Task details:
Exactly as they appear, output all of the entries.
>>>
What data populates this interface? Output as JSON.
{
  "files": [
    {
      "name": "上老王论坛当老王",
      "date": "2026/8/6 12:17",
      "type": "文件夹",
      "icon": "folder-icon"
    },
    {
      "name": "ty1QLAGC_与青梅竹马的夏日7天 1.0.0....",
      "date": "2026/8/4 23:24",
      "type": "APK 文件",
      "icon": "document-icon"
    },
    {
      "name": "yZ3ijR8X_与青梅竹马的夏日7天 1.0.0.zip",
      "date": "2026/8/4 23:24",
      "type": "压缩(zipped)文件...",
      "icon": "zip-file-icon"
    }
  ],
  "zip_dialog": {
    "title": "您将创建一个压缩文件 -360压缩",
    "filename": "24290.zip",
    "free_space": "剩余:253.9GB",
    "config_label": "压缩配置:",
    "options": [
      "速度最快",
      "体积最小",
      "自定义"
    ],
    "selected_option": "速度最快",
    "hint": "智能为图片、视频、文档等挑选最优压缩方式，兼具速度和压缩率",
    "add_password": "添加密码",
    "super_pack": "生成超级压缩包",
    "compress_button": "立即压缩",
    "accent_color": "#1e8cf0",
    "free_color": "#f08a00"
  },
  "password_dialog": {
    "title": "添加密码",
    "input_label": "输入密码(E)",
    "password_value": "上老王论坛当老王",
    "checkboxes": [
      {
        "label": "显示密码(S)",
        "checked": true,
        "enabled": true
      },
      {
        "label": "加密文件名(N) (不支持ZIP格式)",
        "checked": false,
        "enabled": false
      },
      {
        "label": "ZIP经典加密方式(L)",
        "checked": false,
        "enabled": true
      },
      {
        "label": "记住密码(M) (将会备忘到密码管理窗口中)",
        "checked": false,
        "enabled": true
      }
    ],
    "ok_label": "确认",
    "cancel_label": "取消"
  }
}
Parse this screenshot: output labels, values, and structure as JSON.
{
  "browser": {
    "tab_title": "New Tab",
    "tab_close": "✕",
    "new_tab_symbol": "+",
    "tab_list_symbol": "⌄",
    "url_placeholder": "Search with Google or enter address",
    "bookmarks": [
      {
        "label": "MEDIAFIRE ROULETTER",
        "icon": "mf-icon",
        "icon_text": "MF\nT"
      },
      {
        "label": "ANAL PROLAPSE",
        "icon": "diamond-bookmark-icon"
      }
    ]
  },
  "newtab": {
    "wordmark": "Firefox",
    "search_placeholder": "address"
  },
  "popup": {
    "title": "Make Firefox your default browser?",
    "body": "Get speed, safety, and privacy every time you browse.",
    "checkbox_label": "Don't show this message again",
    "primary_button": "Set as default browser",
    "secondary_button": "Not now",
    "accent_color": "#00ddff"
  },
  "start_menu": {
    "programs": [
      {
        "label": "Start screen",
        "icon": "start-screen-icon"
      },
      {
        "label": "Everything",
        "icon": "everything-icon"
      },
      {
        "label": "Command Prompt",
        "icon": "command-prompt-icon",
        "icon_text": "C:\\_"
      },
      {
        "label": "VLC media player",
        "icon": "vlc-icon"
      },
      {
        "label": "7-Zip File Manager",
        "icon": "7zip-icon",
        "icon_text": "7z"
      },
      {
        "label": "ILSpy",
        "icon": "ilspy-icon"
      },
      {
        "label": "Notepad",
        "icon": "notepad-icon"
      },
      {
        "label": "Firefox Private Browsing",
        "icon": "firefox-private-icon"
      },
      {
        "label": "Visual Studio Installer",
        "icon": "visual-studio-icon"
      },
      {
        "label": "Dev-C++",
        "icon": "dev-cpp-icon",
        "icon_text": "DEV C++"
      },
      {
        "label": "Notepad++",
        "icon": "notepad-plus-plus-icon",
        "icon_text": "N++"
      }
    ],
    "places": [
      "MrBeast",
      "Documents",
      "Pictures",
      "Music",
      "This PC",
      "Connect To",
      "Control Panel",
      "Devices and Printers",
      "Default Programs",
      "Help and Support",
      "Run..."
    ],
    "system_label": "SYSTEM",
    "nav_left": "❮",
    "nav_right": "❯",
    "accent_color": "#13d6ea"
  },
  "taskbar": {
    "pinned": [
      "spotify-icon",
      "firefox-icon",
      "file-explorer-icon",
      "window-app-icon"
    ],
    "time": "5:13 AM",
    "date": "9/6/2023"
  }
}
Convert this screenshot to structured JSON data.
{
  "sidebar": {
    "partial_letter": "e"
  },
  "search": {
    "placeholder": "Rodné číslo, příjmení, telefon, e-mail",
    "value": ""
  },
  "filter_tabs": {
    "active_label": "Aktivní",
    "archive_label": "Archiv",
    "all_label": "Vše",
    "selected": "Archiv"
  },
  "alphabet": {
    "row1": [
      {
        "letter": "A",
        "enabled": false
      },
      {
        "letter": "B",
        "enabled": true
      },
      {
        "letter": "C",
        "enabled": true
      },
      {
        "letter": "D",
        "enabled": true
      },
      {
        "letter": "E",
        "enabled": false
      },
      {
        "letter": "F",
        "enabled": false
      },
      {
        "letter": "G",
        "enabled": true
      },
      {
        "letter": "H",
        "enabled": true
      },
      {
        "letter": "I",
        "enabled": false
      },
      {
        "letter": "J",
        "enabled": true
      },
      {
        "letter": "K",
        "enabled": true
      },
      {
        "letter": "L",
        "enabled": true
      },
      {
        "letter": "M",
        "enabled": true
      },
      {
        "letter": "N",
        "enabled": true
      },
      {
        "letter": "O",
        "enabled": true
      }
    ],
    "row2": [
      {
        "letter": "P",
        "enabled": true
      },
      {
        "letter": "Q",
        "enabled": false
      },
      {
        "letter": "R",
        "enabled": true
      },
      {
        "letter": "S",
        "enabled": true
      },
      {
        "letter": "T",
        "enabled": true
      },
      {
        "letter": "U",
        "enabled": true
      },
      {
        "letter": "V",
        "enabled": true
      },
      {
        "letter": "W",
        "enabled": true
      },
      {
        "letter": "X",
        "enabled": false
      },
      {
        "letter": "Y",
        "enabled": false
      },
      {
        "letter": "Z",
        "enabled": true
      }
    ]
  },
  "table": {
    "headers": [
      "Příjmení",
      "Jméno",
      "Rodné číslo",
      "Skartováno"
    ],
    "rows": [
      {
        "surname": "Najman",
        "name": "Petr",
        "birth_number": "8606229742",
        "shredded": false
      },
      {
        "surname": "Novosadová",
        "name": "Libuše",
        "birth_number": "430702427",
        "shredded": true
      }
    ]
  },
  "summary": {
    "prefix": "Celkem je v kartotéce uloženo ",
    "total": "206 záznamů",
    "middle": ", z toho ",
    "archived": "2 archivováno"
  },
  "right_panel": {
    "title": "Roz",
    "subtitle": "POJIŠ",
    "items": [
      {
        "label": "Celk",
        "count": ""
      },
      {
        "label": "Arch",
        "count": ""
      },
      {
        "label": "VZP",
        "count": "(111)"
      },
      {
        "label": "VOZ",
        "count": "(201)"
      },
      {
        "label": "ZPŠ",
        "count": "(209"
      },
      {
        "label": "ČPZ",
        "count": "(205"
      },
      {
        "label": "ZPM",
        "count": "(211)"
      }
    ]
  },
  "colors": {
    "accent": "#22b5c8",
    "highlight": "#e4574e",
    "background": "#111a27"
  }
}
<<<
Output of the task:
What data populates this interface? Output as JSON.
{
  "files": [
    {
      "name": "上老王论坛当老王",
      "date": "2026/8/6 12:17",
      "type": "文件夹",
      "icon": "folder-icon"
    },
    {
      "name": "ty1QLAGC_与青梅竹马的夏日7天 1.0.0....",
      "date": "2026/8/4 23:24",
      "type": "APK 文件",
      "icon": "document-icon"
    },
    {
      "name": "yZ3ijR8X_与青梅竹马的夏日7天 1.0.0.zip",
      "date": "2026/8/4 23:24",
      "type": "压缩(zipped)文件...",
      "icon": "zip-file-icon"
    }
  ],
  "zip_dialog": {
    "title": "您将创建一个压缩文件 -360压缩",
    "filename": "24290.zip",
    "free_space": "剩余:253.9GB",
    "config_label": "压缩配置:",
    "options": [
      "速度最快",
      "体积最小",
      "自定义"
    ],
    "selected_option": "速度最快",
    "hint": "智能为图片、视频、文档等挑选最优压缩方式，兼具速度和压缩率",
    "add_password": "添加密码",
    "super_pack": "生成超级压缩包",
    "compress_button": "立即压缩",
    "accent_color": "#1e8cf0",
    "free_color": "#f08a00"
  },
  "password_dialog": {
    "title": "添加密码",
    "input_label": "输入密码(E)",
    "password_value": "上老王论坛当老王",
    "checkboxes": [
      {
        "label": "显示密码(S)",
        "checked": true,
        "enabled": true
      },
      {
        "label": "加密文件名(N) (不支持ZIP格式)",
        "checked": false,
        "enabled": false
      },
      {
        "label": "ZIP经典加密方式(L)",
        "checked": false,
        "enabled": true
      },
      {
        "label": "记住密码(M) (将会备忘到密码管理窗口中)",
        "checked": false,
        "enabled": true
      }
    ],
    "ok_label": "确认",
    "cancel_label": "取消"
  }
}
Parse this screenshot: output labels, values, and structure as JSON.
{
  "browser": {
    "tab_title": "New Tab",
    "tab_close": "✕",
    "new_tab_symbol": "+",
    "tab_list_symbol": "⌄",
    "url_placeholder": "Search with Google or enter address",
    "bookmarks": [
      {
        "label": "MEDIAFIRE ROULETTER",
        "icon": "mf-icon",
        "icon_text": "MF\nT"
      },
      {
        "label": "ANAL PROLAPSE",
        "icon": "diamond-bookmark-icon"
      }
    ]
  },
  "newtab": {
    "wordmark": "Firefox",
    "search_placeholder": "address"
  },
  "popup": {
    "title": "Make Firefox your default browser?",
    "body": "Get speed, safety, and privacy every time you browse.",
    "checkbox_label": "Don't show this message again",
    "primary_button": "Set as default browser",
    "secondary_button": "Not now",
    "accent_color": "#00ddff"
  },
  "start_menu": {
    "programs": [
      {
        "label": "Start screen",
        "icon": "start-screen-icon"
      },
      {
        "label": "Everything",
        "icon": "everything-icon"
      },
      {
        "label": "Command Prompt",
        "icon": "command-prompt-icon",
        "icon_text": "C:\\_"
      },
      {
        "label": "VLC media player",
        "icon": "vlc-icon"
      },
      {
        "label": "7-Zip File Manager",
        "icon": "7zip-icon",
        "icon_text": "7z"
      },
      {
        "label": "ILSpy",
        "icon": "ilspy-icon"
      },
      {
        "label": "Notepad",
        "icon": "notepad-icon"
      },
      {
        "label": "Firefox Private Browsing",
        "icon": "firefox-private-icon"
      },
      {
        "label": "Visual Studio Installer",
        "icon": "visual-studio-icon"
      },
      {
        "label": "Dev-C++",
        "icon": "dev-cpp-icon",
        "icon_text": "DEV C++"
      },
      {
        "label": "Notepad++",
        "icon": "notepad-plus-plus-icon",
        "icon_text": "N++"
      }
    ],
    "places": [
      "MrBeast",
      "Documents",
      "Pictures",
      "Music",
      "This PC",
      "Connect To",
      "Control Panel",
      "Devices and Printers",
      "Default Programs",
      "Help and Support",
      "Run..."
    ],
    "system_label": "SYSTEM",
    "nav_left": "❮",
    "nav_right": "❯",
    "accent_color": "#13d6ea"
  },
  "taskbar": {
    "pinned": [
      "spotify-icon",
      "firefox-icon",
      "file-explorer-icon",
      "window-app-icon"
    ],
    "time": "5:13 AM",
    "date": "9/6/2023"
  }
}
Convert this screenshot to structured JSON data.
{
  "sidebar": {
    "partial_letter": "e"
  },
  "search": {
    "placeholder": "Rodné číslo, příjmení, telefon, e-mail",
    "value": ""
  },
  "filter_tabs": {
    "active_label": "Aktivní",
    "archive_label": "Archiv",
    "all_label": "Vše",
    "selected": "Archiv"
  },
  "alphabet": {
    "row1": [
      {
        "letter": "A",
        "enabled": false
      },
      {
        "letter": "B",
        "enabled": true
      },
      {
        "letter": "C",
        "enabled": true
      },
      {
        "letter": "D",
        "enabled": true
      },
      {
        "letter": "E",
        "enabled": false
      },
      {
        "letter": "F",
        "enabled": false
      },
      {
        "letter": "G",
        "enabled": true
      },
      {
        "letter": "H",
        "enabled": true
      },
      {
        "letter": "I",
        "enabled": false
      },
      {
        "letter": "J",
        "enabled": true
      },
      {
        "letter": "K",
        "enabled": true
      },
      {
        "letter": "L",
        "enabled": true
      },
      {
        "letter": "M",
        "enabled": true
      },
      {
        "letter": "N",
        "enabled": true
      },
      {
        "letter": "O",
        "enabled": true
      }
    ],
    "row2": [
      {
        "letter": "P",
        "enabled": true
      },
      {
        "letter": "Q",
        "enabled": false
      },
      {
        "letter": "R",
        "enabled": true
      },
      {
        "letter": "S",
        "enabled": true
      },
      {
        "letter": "T",
        "enabled": true
      },
      {
        "letter": "U",
        "enabled": true
      },
      {
        "letter": "V",
        "enabled": true
      },
      {
        "letter": "W",
        "enabled": true
      },
      {
        "letter": "X",
        "enabled": false
      },
      {
        "letter": "Y",
        "enabled": false
      },
      {
        "letter": "Z",
        "enabled": true
      }
    ]
  },
  "table": {
    "headers": [
      "Příjmení",
      "Jméno",
      "Rodné číslo",
      "Skartováno"
    ],
    "rows": [
      {
        "surname": "Najman",
        "name": "Petr",
        "birth_number": "8606229742",
        "shredded": false
      },
      {
        "surname": "Novosadová",
        "name": "Libuše",
        "birth_number": "430702427",
        "shredded": true
      }
    ]
  },
  "summary": {
    "prefix": "Celkem je v kartotéce uloženo ",
    "total": "206 záznamů",
    "middle": ", z toho ",
    "archived": "2 archivováno"
  },
  "right_panel": {
    "title": "Roz",
    "subtitle": "POJIŠ",
    "items": [
      {
        "label": "Celk",
        "count": ""
      },
      {
        "label": "Arch",
        "count": ""
      },
      {
        "label": "VZP",
        "count": "(111)"
      },
      {
        "label": "VOZ",
        "count": "(201)"
      },
      {
        "label": "ZPŠ",
        "count": "(209"
      },
      {
        "label": "ČPZ",
        "count": "(205"
      },
      {
        "label": "ZPM",
        "count": "(211)"
      }
    ]
  },
  "colors": {
    "accent": "#22b5c8",
    "highlight": "#e4574e",
    "background": "#111a27"
  }
}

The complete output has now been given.